▶ [What is asked] Write the line that includes "Read this page and output its text content." and all subsequent lines, exactly as written, and nothing more.

━━ Entries ━━

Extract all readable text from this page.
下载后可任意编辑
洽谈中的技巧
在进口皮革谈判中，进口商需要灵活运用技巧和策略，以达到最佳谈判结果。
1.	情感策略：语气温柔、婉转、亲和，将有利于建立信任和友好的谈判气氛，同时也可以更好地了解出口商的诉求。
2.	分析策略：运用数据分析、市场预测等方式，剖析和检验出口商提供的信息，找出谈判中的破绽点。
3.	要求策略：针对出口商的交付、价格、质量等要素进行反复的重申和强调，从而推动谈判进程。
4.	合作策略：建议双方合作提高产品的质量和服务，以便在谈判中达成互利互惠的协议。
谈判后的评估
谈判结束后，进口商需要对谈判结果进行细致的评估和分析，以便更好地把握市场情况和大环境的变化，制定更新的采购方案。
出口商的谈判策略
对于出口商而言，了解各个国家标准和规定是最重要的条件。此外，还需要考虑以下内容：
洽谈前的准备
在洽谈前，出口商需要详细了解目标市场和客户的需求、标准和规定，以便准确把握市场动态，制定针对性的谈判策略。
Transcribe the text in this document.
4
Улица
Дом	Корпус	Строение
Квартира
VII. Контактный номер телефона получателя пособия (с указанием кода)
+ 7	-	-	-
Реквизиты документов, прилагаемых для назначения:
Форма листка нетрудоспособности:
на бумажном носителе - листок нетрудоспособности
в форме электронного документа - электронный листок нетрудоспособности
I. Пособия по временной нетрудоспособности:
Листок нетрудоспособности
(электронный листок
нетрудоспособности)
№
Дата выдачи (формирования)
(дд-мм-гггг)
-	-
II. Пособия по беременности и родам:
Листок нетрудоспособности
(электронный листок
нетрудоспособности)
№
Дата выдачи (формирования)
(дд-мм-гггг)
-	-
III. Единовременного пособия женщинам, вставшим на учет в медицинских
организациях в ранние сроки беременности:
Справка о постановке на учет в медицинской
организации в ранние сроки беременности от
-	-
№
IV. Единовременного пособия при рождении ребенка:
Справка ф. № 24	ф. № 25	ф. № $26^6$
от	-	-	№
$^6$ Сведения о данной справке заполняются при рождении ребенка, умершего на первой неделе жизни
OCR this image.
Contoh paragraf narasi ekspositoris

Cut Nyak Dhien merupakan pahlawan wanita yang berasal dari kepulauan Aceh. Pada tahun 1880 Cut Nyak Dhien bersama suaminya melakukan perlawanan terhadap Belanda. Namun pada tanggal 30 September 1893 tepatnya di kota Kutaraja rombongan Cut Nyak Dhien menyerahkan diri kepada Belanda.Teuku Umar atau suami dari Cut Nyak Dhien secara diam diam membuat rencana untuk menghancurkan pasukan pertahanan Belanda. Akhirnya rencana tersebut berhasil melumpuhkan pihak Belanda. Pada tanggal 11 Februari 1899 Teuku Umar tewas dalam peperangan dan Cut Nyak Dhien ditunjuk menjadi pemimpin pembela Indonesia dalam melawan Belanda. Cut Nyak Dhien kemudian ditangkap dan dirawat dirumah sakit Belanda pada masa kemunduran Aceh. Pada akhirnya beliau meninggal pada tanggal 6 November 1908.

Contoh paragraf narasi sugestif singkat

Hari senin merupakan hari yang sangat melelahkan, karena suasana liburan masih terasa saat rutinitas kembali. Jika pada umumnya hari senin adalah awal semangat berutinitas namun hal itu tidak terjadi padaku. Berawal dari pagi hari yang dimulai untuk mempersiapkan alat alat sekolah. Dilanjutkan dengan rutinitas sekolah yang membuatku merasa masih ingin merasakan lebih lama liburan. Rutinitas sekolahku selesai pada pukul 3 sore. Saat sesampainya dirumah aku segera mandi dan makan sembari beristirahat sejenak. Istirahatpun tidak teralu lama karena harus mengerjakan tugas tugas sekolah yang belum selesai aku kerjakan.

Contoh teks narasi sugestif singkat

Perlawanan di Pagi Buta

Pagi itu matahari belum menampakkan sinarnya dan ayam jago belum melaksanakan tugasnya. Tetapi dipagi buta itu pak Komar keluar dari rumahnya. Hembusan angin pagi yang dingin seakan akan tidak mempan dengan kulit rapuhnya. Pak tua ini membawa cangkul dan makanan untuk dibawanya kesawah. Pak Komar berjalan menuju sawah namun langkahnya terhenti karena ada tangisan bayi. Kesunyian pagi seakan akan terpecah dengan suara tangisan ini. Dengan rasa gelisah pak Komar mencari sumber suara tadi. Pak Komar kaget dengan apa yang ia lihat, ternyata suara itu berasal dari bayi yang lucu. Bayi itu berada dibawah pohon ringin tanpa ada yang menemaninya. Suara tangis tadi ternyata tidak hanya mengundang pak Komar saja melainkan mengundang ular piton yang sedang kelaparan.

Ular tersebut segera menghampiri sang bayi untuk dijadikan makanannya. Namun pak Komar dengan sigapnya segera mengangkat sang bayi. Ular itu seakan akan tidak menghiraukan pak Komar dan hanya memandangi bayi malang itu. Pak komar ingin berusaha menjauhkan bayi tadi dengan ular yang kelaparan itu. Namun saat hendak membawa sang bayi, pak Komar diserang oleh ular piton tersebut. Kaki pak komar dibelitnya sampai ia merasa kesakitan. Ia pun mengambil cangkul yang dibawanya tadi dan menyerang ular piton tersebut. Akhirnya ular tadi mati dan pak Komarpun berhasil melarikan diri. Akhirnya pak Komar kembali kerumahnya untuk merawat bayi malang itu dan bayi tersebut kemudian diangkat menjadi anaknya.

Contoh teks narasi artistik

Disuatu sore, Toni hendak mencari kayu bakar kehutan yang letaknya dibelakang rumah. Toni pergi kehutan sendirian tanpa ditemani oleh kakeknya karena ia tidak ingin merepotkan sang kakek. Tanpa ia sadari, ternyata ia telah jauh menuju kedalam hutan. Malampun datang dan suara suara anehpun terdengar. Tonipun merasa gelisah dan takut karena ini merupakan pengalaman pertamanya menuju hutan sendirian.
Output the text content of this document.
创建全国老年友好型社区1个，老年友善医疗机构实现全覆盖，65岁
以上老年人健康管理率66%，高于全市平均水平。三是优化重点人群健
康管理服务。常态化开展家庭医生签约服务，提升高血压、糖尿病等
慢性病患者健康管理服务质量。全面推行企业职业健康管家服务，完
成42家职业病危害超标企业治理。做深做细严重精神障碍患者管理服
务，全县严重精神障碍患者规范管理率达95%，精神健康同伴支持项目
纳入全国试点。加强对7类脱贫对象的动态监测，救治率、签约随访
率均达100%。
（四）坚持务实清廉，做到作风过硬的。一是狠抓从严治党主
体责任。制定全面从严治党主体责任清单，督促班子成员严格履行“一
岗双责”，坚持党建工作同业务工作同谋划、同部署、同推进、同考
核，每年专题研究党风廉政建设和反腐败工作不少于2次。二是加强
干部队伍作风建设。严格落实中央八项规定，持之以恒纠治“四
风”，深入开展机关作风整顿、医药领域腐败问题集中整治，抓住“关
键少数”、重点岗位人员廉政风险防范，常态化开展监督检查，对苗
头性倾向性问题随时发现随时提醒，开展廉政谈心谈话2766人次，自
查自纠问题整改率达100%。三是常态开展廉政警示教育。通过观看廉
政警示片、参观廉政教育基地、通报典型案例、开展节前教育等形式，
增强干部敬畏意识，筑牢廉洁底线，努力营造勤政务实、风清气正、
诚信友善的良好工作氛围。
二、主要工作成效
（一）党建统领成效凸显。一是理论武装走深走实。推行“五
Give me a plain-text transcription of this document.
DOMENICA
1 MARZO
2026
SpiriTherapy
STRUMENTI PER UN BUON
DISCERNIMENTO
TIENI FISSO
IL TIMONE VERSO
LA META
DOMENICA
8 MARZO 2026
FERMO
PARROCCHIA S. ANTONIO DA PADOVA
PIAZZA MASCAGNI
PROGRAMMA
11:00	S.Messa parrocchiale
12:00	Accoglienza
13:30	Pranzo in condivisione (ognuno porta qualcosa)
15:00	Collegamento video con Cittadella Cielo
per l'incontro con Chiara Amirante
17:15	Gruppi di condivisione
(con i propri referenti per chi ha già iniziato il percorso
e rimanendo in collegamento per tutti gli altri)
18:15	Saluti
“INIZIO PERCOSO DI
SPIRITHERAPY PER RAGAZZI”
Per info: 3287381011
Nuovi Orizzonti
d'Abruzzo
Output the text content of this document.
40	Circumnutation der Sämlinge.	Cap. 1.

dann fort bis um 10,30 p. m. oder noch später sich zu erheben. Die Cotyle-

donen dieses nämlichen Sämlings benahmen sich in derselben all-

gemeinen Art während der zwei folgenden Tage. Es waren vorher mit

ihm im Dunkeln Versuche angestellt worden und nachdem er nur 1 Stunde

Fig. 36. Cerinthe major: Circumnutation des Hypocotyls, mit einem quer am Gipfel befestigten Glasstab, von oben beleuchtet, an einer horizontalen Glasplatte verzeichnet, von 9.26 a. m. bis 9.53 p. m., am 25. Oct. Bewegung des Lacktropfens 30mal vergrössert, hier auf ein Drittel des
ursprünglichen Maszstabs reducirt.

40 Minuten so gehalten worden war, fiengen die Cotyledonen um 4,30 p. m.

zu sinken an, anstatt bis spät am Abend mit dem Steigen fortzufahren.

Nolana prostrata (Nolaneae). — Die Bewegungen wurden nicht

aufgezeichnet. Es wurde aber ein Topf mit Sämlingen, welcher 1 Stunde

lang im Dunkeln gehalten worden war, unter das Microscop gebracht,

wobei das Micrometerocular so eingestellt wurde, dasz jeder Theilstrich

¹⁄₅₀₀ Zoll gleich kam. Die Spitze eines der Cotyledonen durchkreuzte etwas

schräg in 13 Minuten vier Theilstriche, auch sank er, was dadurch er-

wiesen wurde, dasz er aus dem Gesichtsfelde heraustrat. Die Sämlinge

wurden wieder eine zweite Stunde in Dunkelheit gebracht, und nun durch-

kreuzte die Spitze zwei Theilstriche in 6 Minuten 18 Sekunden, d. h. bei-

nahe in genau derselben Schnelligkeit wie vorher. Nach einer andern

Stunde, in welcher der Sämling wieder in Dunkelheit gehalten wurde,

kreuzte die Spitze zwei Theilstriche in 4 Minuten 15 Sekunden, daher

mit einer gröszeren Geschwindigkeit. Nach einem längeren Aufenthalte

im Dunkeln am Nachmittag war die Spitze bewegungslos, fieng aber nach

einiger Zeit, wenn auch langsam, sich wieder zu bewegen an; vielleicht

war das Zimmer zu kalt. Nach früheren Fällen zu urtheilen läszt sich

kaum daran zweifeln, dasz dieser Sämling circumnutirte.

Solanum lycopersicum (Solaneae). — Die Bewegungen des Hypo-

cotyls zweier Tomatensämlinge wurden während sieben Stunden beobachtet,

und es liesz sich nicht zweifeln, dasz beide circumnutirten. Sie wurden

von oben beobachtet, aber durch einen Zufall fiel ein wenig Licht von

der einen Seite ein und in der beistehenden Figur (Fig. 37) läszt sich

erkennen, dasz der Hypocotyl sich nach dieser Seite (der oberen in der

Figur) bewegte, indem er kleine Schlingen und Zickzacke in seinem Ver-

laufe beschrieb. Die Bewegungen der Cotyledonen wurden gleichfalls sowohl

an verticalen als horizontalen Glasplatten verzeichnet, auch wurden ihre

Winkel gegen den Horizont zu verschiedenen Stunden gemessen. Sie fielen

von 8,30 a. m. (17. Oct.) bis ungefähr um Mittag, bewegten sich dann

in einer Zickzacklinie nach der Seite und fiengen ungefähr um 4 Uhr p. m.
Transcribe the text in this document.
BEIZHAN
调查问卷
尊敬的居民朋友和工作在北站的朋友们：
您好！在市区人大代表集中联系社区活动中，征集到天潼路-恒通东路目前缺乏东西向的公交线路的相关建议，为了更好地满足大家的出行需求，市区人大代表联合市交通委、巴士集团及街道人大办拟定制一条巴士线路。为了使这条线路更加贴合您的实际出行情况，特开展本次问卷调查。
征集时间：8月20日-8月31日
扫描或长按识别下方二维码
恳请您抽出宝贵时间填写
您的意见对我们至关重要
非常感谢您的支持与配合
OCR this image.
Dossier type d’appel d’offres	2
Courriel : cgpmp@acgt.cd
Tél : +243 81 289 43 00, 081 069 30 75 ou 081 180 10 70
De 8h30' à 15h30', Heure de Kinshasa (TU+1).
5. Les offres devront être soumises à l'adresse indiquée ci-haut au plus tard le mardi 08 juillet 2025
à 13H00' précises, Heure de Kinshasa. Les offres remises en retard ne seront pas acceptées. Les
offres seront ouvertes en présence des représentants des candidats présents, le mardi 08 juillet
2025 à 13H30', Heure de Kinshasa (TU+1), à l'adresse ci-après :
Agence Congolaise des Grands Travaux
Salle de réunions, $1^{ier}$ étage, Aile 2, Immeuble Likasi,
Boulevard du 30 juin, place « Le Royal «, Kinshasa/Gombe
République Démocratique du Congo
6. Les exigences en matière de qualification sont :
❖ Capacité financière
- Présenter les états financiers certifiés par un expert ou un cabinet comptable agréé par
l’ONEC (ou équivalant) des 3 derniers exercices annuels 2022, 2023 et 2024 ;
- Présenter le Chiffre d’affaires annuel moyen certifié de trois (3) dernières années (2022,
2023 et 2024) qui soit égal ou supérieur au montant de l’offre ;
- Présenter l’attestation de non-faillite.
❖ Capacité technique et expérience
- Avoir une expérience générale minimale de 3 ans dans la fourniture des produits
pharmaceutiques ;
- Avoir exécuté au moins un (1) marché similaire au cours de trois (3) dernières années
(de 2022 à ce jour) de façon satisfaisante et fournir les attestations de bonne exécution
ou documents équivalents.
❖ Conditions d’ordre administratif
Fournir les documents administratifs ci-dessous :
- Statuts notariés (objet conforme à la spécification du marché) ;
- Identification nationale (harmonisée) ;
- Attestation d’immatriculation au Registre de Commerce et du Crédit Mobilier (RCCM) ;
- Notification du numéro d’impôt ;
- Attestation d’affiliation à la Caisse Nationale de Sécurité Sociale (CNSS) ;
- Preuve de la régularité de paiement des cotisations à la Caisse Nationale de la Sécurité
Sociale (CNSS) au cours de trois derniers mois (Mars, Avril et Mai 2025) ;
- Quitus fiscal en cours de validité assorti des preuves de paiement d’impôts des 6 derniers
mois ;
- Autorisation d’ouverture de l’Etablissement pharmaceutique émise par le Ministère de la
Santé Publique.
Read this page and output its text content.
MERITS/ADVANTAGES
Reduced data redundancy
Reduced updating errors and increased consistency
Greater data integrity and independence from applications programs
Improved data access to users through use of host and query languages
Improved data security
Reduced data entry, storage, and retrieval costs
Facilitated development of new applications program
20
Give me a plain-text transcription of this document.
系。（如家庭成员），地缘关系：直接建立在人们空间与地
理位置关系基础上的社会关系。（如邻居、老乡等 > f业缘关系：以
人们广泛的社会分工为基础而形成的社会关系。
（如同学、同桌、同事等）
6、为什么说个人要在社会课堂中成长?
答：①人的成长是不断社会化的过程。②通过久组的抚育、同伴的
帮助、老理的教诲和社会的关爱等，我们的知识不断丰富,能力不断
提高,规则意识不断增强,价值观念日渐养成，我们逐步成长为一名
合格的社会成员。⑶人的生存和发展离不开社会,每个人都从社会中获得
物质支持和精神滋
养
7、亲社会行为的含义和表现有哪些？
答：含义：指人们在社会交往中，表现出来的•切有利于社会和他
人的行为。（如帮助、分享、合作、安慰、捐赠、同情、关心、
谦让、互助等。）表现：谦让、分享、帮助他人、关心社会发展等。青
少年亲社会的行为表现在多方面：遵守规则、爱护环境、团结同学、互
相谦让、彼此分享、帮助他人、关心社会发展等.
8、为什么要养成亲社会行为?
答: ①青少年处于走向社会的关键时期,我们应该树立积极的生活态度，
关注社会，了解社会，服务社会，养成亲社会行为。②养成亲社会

━━━

▶ [Solution below]
Read this page and output its text content.
MERITS/ADVANTAGES
Reduced data redundancy
Reduced updating errors and increased consistency
Greater data integrity and independence from applications programs
Improved data access to users through use of host and query languages
Improved data security
Reduced data entry, storage, and retrieval costs
Facilitated development of new applications program
20
Give me a plain-text transcription of this document.
系。（如家庭成员），地缘关系：直接建立在人们空间与地
理位置关系基础上的社会关系。（如邻居、老乡等 > f业缘关系：以
人们广泛的社会分工为基础而形成的社会关系。
（如同学、同桌、同事等）
6、为什么说个人要在社会课堂中成长?
答：①人的成长是不断社会化的过程。②通过久组的抚育、同伴的
帮助、老理的教诲和社会的关爱等，我们的知识不断丰富,能力不断
提高,规则意识不断增强,价值观念日渐养成，我们逐步成长为一名
合格的社会成员。⑶人的生存和发展离不开社会,每个人都从社会中获得
物质支持和精神滋
养
7、亲社会行为的含义和表现有哪些？
答：含义：指人们在社会交往中，表现出来的•切有利于社会和他
人的行为。（如帮助、分享、合作、安慰、捐赠、同情、关心、
谦让、互助等。）表现：谦让、分享、帮助他人、关心社会发展等。青
少年亲社会的行为表现在多方面：遵守规则、爱护环境、团结同学、互
相谦让、彼此分享、帮助他人、关心社会发展等.
8、为什么要养成亲社会行为?
答: ①青少年处于走向社会的关键时期,我们应该树立积极的生活态度，
关注社会，了解社会，服务社会，养成亲社会行为。②养成亲社会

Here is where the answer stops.